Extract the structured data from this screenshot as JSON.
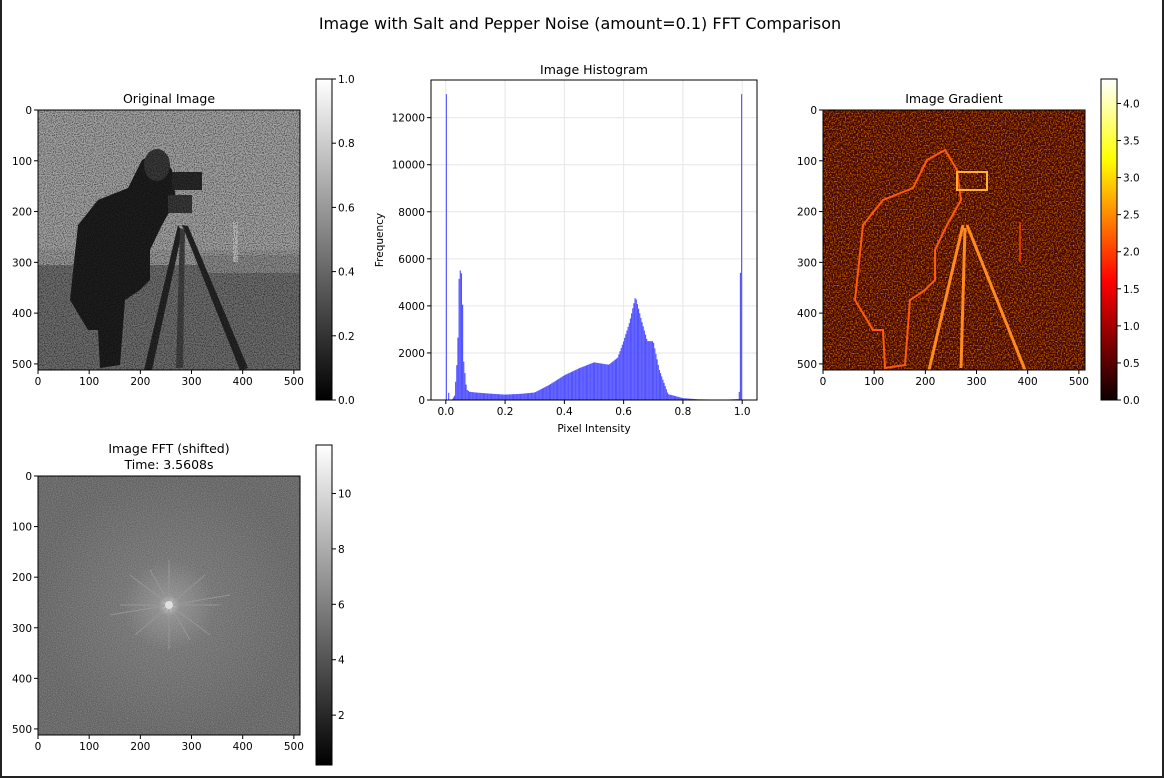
{
  "figure": {
    "suptitle": "Image with Salt and Pepper Noise (amount=0.1) FFT Comparison"
  },
  "panels": {
    "original": {
      "title": "Original Image",
      "x_ticks": [
        "0",
        "100",
        "200",
        "300",
        "400",
        "500"
      ],
      "y_ticks": [
        "0",
        "100",
        "200",
        "300",
        "400",
        "500"
      ],
      "colormap": "gray",
      "colorbar_ticks": [
        "0.0",
        "0.2",
        "0.4",
        "0.6",
        "0.8",
        "1.0"
      ]
    },
    "fft": {
      "title_line1": "Image FFT (shifted)",
      "title_line2": "Time: 3.5608s",
      "x_ticks": [
        "0",
        "100",
        "200",
        "300",
        "400",
        "500"
      ],
      "y_ticks": [
        "0",
        "100",
        "200",
        "300",
        "400",
        "500"
      ],
      "colormap": "gray",
      "colorbar_ticks": [
        "2",
        "4",
        "6",
        "8",
        "10"
      ]
    },
    "gradient": {
      "title": "Image Gradient",
      "x_ticks": [
        "0",
        "100",
        "200",
        "300",
        "400",
        "500"
      ],
      "y_ticks": [
        "0",
        "100",
        "200",
        "300",
        "400",
        "500"
      ],
      "colormap": "hot",
      "colorbar_ticks": [
        "0.0",
        "0.5",
        "1.0",
        "1.5",
        "2.0",
        "2.5",
        "3.0",
        "3.5",
        "4.0"
      ]
    }
  },
  "chart_data": {
    "type": "bar",
    "title": "Image Histogram",
    "xlabel": "Pixel Intensity",
    "ylabel": "Frequency",
    "xlim": [
      -0.05,
      1.05
    ],
    "ylim": [
      0,
      13600
    ],
    "x_ticks": [
      "0.0",
      "0.2",
      "0.4",
      "0.6",
      "0.8",
      "1.0"
    ],
    "y_ticks": [
      "0",
      "2000",
      "4000",
      "6000",
      "8000",
      "10000",
      "12000"
    ],
    "grid": true,
    "color": "#4040ff",
    "series": [
      {
        "x": [
          0.0,
          0.01,
          0.02,
          0.03,
          0.04,
          0.045,
          0.05,
          0.055,
          0.06,
          0.07,
          0.08,
          0.1,
          0.15,
          0.2,
          0.25,
          0.3,
          0.35,
          0.4,
          0.45,
          0.5,
          0.55,
          0.58,
          0.6,
          0.62,
          0.64,
          0.66,
          0.68,
          0.7,
          0.72,
          0.75,
          0.8,
          0.85,
          0.9,
          0.95,
          0.99,
          1.0
        ],
        "values": [
          13000,
          0,
          0,
          200,
          2000,
          5200,
          5600,
          5200,
          1700,
          450,
          350,
          320,
          270,
          230,
          260,
          320,
          650,
          1050,
          1350,
          1600,
          1500,
          1800,
          2500,
          3300,
          4400,
          3400,
          2500,
          2500,
          1300,
          250,
          80,
          30,
          20,
          20,
          40,
          13000
        ]
      }
    ]
  }
}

WHAT THIS TASK INVOLVES:
All records should be output exactly, with the pictures left out.

TASK RESULT:
Extract the structured data from this screenshot as JSON.
{
  "figure": {
    "suptitle": "Image with Salt and Pepper Noise (amount=0.1) FFT Comparison"
  },
  "panels": {
    "original": {
      "title": "Original Image",
      "x_ticks": [
        "0",
        "100",
        "200",
        "300",
        "400",
        "500"
      ],
      "y_ticks": [
        "0",
        "100",
        "200",
        "300",
        "400",
        "500"
      ],
      "colormap": "gray",
      "colorbar_ticks": [
        "0.0",
        "0.2",
        "0.4",
        "0.6",
        "0.8",
        "1.0"
      ]
    },
    "fft": {
      "title_line1": "Image FFT (shifted)",
      "title_line2": "Time: 3.5608s",
      "x_ticks": [
        "0",
        "100",
        "200",
        "300",
        "400",
        "500"
      ],
      "y_ticks": [
        "0",
        "100",
        "200",
        "300",
        "400",
        "500"
      ],
      "colormap": "gray",
      "colorbar_ticks": [
        "2",
        "4",
        "6",
        "8",
        "10"
      ]
    },
    "gradient": {
      "title": "Image Gradient",
      "x_ticks": [
        "0",
        "100",
        "200",
        "300",
        "400",
        "500"
      ],
      "y_ticks": [
        "0",
        "100",
        "200",
        "300",
        "400",
        "500"
      ],
      "colormap": "hot",
      "colorbar_ticks": [
        "0.0",
        "0.5",
        "1.0",
        "1.5",
        "2.0",
        "2.5",
        "3.0",
        "3.5",
        "4.0"
      ]
    }
  },
  "chart_data": {
    "type": "bar",
    "title": "Image Histogram",
    "xlabel": "Pixel Intensity",
    "ylabel": "Frequency",
    "xlim": [
      -0.05,
      1.05
    ],
    "ylim": [
      0,
      13600
    ],
    "x_ticks": [
      "0.0",
      "0.2",
      "0.4",
      "0.6",
      "0.8",
      "1.0"
    ],
    "y_ticks": [
      "0",
      "2000",
      "4000",
      "6000",
      "8000",
      "10000",
      "12000"
    ],
    "grid": true,
    "color": "#4040ff",
    "series": [
      {
        "x": [
          0.0,
          0.01,
          0.02,
          0.03,
          0.04,
          0.045,
          0.05,
          0.055,
          0.06,
          0.07,
          0.08,
          0.1,
          0.15,
          0.2,
          0.25,
          0.3,
          0.35,
          0.4,
          0.45,
          0.5,
          0.55,
          0.58,
          0.6,
          0.62,
          0.64,
          0.66,
          0.68,
          0.7,
          0.72,
          0.75,
          0.8,
          0.85,
          0.9,
          0.95,
          0.99,
          1.0
        ],
        "values": [
          13000,
          0,
          0,
          200,
          2000,
          5200,
          5600,
          5200,
          1700,
          450,
          350,
          320,
          270,
          230,
          260,
          320,
          650,
          1050,
          1350,
          1600,
          1500,
          1800,
          2500,
          3300,
          4400,
          3400,
          2500,
          2500,
          1300,
          250,
          80,
          30,
          20,
          20,
          40,
          13000
        ]
      }
    ]
  }
}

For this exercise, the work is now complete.